In your copy, include every line of the listing below exactly but none of the pictures.

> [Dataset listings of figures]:
***
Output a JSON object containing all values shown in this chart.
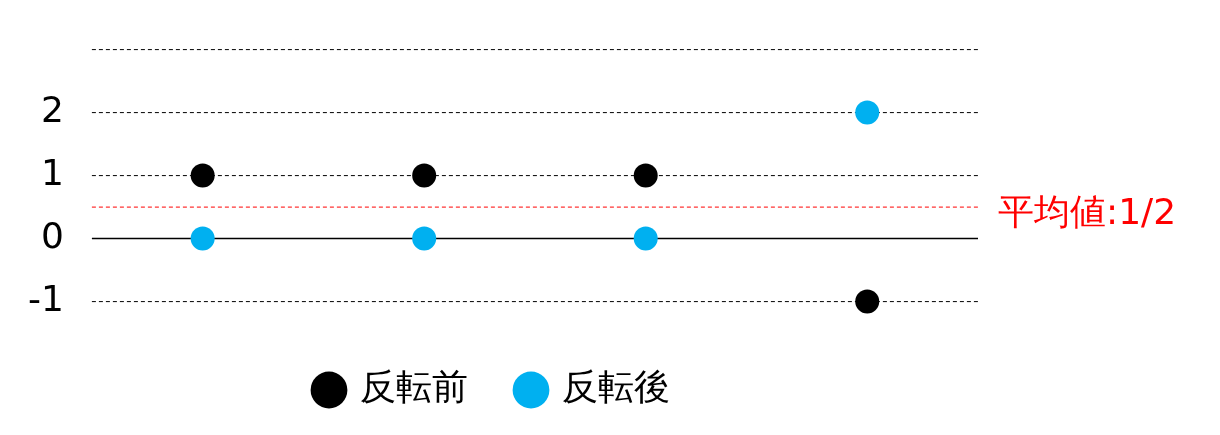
{
  "chart_data": {
    "type": "scatter",
    "categories": [
      null,
      null,
      null,
      null
    ],
    "series": [
      {
        "name": "反転前",
        "color": "#000000",
        "values": [
          1,
          1,
          1,
          -1
        ]
      },
      {
        "name": "反転後",
        "color": "#00b0f0",
        "values": [
          0,
          0,
          0,
          2
        ]
      }
    ],
    "ylim": [
      -1,
      3
    ],
    "yticks": [
      -1,
      0,
      1,
      2,
      {
        "value": 3,
        "label": null
      }
    ],
    "grid": "y",
    "legend": "bottom",
    "marker": "circle",
    "ref_lines": [
      {
        "axis": "y",
        "value": 0.5,
        "label": "平均値:1/2",
        "color": "#ff0000",
        "line_style": "dashed"
      }
    ]
  }
}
***
> [Answer to this exercise]:
Output a JSON object containing all values shown in this chart.
{
  "chart_data": {
    "type": "scatter",
    "categories": [
      null,
      null,
      null,
      null
    ],
    "series": [
      {
        "name": "反転前",
        "color": "#000000",
        "values": [
          1,
          1,
          1,
          -1
        ]
      },
      {
        "name": "反転後",
        "color": "#00b0f0",
        "values": [
          0,
          0,
          0,
          2
        ]
      }
    ],
    "ylim": [
      -1,
      3
    ],
    "yticks": [
      -1,
      0,
      1,
      2,
      {
        "value": 3,
        "label": null
      }
    ],
    "grid": "y",
    "legend": "bottom",
    "marker": "circle",
    "ref_lines": [
      {
        "axis": "y",
        "value": 0.5,
        "label": "平均値:1/2",
        "color": "#ff0000",
        "line_style": "dashed"
      }
    ]
  }
}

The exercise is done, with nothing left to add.